### WHAT TO PRODUCE
Omit every picture and write out the rest of the records exactly.

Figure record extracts
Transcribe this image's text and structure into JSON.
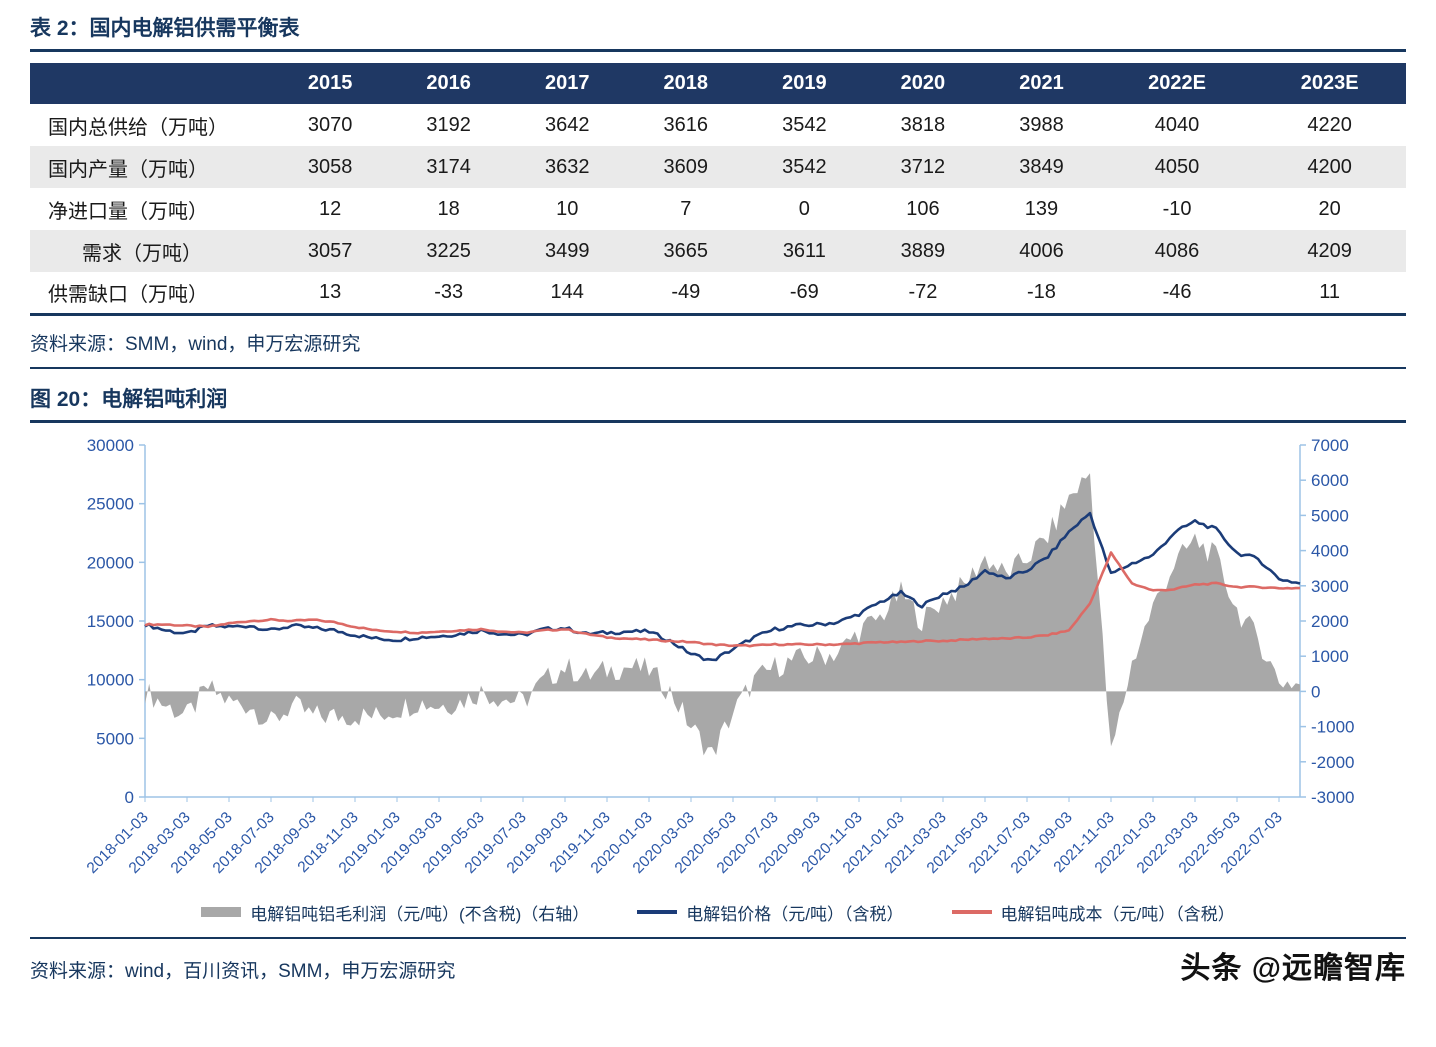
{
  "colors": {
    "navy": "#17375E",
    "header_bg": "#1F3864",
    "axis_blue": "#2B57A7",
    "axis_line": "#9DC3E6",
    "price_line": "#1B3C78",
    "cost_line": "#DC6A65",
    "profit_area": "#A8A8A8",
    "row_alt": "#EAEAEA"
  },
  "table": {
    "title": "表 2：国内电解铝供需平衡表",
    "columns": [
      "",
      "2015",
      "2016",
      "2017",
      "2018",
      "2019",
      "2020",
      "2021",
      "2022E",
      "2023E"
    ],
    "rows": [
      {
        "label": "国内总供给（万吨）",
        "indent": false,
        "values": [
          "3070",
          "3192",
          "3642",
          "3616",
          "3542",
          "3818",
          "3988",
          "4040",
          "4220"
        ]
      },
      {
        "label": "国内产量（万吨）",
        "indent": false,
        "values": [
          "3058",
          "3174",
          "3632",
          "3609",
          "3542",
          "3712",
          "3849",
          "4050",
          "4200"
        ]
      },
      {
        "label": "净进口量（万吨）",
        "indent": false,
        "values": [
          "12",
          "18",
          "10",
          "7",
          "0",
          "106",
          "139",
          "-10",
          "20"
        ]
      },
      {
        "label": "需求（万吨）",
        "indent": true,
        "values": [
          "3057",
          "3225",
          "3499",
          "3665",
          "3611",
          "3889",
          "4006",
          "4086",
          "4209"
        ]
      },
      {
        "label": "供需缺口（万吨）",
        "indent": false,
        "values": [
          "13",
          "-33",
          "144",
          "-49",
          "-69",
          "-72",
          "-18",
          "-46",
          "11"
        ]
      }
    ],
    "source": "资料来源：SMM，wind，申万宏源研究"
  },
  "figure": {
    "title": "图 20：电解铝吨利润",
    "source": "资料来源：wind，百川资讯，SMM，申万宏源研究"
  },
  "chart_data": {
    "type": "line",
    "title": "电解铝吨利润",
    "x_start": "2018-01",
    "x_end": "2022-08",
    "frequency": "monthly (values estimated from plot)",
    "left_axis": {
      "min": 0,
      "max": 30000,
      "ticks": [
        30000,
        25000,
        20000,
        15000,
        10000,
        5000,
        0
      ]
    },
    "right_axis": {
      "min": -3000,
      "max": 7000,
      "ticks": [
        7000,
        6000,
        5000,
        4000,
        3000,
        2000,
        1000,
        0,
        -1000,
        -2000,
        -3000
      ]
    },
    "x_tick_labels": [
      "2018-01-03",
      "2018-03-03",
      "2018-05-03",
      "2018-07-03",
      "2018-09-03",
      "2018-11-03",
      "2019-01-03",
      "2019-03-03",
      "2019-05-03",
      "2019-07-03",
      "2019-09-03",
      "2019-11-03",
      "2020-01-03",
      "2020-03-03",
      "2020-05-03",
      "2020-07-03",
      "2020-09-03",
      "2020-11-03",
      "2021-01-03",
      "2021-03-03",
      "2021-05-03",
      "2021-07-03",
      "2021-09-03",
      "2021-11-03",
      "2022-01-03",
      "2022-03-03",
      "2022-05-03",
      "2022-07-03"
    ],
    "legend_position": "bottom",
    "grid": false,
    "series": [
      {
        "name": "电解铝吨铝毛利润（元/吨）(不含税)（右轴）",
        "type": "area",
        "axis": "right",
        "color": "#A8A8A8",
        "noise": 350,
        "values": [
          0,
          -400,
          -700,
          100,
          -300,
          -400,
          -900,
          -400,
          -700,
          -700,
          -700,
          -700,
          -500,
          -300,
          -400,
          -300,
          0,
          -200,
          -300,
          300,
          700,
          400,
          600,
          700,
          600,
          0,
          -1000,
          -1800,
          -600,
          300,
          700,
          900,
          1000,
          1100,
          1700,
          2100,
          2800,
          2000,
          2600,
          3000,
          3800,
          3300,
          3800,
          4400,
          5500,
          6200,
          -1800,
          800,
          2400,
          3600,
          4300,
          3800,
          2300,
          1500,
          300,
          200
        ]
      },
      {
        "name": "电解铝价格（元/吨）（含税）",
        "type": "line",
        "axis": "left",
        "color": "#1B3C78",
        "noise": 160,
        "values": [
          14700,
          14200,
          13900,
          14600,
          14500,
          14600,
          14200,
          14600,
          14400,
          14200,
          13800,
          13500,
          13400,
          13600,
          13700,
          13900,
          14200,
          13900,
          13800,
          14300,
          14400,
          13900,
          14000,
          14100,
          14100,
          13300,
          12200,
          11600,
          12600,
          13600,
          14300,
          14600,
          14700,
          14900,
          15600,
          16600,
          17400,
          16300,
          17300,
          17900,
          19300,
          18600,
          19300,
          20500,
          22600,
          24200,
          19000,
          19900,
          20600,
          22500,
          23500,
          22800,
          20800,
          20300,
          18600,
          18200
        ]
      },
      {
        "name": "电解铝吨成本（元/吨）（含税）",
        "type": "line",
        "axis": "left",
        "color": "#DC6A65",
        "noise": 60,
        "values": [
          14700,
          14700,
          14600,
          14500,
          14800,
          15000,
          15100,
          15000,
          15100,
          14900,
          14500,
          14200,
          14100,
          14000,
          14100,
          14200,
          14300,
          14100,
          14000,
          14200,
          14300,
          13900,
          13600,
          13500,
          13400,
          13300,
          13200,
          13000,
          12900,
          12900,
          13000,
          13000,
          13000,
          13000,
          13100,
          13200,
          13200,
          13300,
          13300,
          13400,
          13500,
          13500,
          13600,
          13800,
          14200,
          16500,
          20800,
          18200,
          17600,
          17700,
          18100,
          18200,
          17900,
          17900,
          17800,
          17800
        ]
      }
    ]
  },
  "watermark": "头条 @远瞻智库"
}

### THE OUTPUT
Transcribe this image's text and structure into JSON.
{
  "colors": {
    "navy": "#17375E",
    "header_bg": "#1F3864",
    "axis_blue": "#2B57A7",
    "axis_line": "#9DC3E6",
    "price_line": "#1B3C78",
    "cost_line": "#DC6A65",
    "profit_area": "#A8A8A8",
    "row_alt": "#EAEAEA"
  },
  "table": {
    "title": "表 2：国内电解铝供需平衡表",
    "columns": [
      "",
      "2015",
      "2016",
      "2017",
      "2018",
      "2019",
      "2020",
      "2021",
      "2022E",
      "2023E"
    ],
    "rows": [
      {
        "label": "国内总供给（万吨）",
        "indent": false,
        "values": [
          "3070",
          "3192",
          "3642",
          "3616",
          "3542",
          "3818",
          "3988",
          "4040",
          "4220"
        ]
      },
      {
        "label": "国内产量（万吨）",
        "indent": false,
        "values": [
          "3058",
          "3174",
          "3632",
          "3609",
          "3542",
          "3712",
          "3849",
          "4050",
          "4200"
        ]
      },
      {
        "label": "净进口量（万吨）",
        "indent": false,
        "values": [
          "12",
          "18",
          "10",
          "7",
          "0",
          "106",
          "139",
          "-10",
          "20"
        ]
      },
      {
        "label": "需求（万吨）",
        "indent": true,
        "values": [
          "3057",
          "3225",
          "3499",
          "3665",
          "3611",
          "3889",
          "4006",
          "4086",
          "4209"
        ]
      },
      {
        "label": "供需缺口（万吨）",
        "indent": false,
        "values": [
          "13",
          "-33",
          "144",
          "-49",
          "-69",
          "-72",
          "-18",
          "-46",
          "11"
        ]
      }
    ],
    "source": "资料来源：SMM，wind，申万宏源研究"
  },
  "figure": {
    "title": "图 20：电解铝吨利润",
    "source": "资料来源：wind，百川资讯，SMM，申万宏源研究"
  },
  "chart_data": {
    "type": "line",
    "title": "电解铝吨利润",
    "x_start": "2018-01",
    "x_end": "2022-08",
    "frequency": "monthly (values estimated from plot)",
    "left_axis": {
      "min": 0,
      "max": 30000,
      "ticks": [
        30000,
        25000,
        20000,
        15000,
        10000,
        5000,
        0
      ]
    },
    "right_axis": {
      "min": -3000,
      "max": 7000,
      "ticks": [
        7000,
        6000,
        5000,
        4000,
        3000,
        2000,
        1000,
        0,
        -1000,
        -2000,
        -3000
      ]
    },
    "x_tick_labels": [
      "2018-01-03",
      "2018-03-03",
      "2018-05-03",
      "2018-07-03",
      "2018-09-03",
      "2018-11-03",
      "2019-01-03",
      "2019-03-03",
      "2019-05-03",
      "2019-07-03",
      "2019-09-03",
      "2019-11-03",
      "2020-01-03",
      "2020-03-03",
      "2020-05-03",
      "2020-07-03",
      "2020-09-03",
      "2020-11-03",
      "2021-01-03",
      "2021-03-03",
      "2021-05-03",
      "2021-07-03",
      "2021-09-03",
      "2021-11-03",
      "2022-01-03",
      "2022-03-03",
      "2022-05-03",
      "2022-07-03"
    ],
    "legend_position": "bottom",
    "grid": false,
    "series": [
      {
        "name": "电解铝吨铝毛利润（元/吨）(不含税)（右轴）",
        "type": "area",
        "axis": "right",
        "color": "#A8A8A8",
        "noise": 350,
        "values": [
          0,
          -400,
          -700,
          100,
          -300,
          -400,
          -900,
          -400,
          -700,
          -700,
          -700,
          -700,
          -500,
          -300,
          -400,
          -300,
          0,
          -200,
          -300,
          300,
          700,
          400,
          600,
          700,
          600,
          0,
          -1000,
          -1800,
          -600,
          300,
          700,
          900,
          1000,
          1100,
          1700,
          2100,
          2800,
          2000,
          2600,
          3000,
          3800,
          3300,
          3800,
          4400,
          5500,
          6200,
          -1800,
          800,
          2400,
          3600,
          4300,
          3800,
          2300,
          1500,
          300,
          200
        ]
      },
      {
        "name": "电解铝价格（元/吨）（含税）",
        "type": "line",
        "axis": "left",
        "color": "#1B3C78",
        "noise": 160,
        "values": [
          14700,
          14200,
          13900,
          14600,
          14500,
          14600,
          14200,
          14600,
          14400,
          14200,
          13800,
          13500,
          13400,
          13600,
          13700,
          13900,
          14200,
          13900,
          13800,
          14300,
          14400,
          13900,
          14000,
          14100,
          14100,
          13300,
          12200,
          11600,
          12600,
          13600,
          14300,
          14600,
          14700,
          14900,
          15600,
          16600,
          17400,
          16300,
          17300,
          17900,
          19300,
          18600,
          19300,
          20500,
          22600,
          24200,
          19000,
          19900,
          20600,
          22500,
          23500,
          22800,
          20800,
          20300,
          18600,
          18200
        ]
      },
      {
        "name": "电解铝吨成本（元/吨）（含税）",
        "type": "line",
        "axis": "left",
        "color": "#DC6A65",
        "noise": 60,
        "values": [
          14700,
          14700,
          14600,
          14500,
          14800,
          15000,
          15100,
          15000,
          15100,
          14900,
          14500,
          14200,
          14100,
          14000,
          14100,
          14200,
          14300,
          14100,
          14000,
          14200,
          14300,
          13900,
          13600,
          13500,
          13400,
          13300,
          13200,
          13000,
          12900,
          12900,
          13000,
          13000,
          13000,
          13000,
          13100,
          13200,
          13200,
          13300,
          13300,
          13400,
          13500,
          13500,
          13600,
          13800,
          14200,
          16500,
          20800,
          18200,
          17600,
          17700,
          18100,
          18200,
          17900,
          17900,
          17800,
          17800
        ]
      }
    ]
  },
  "watermark": "头条 @远瞻智库"
}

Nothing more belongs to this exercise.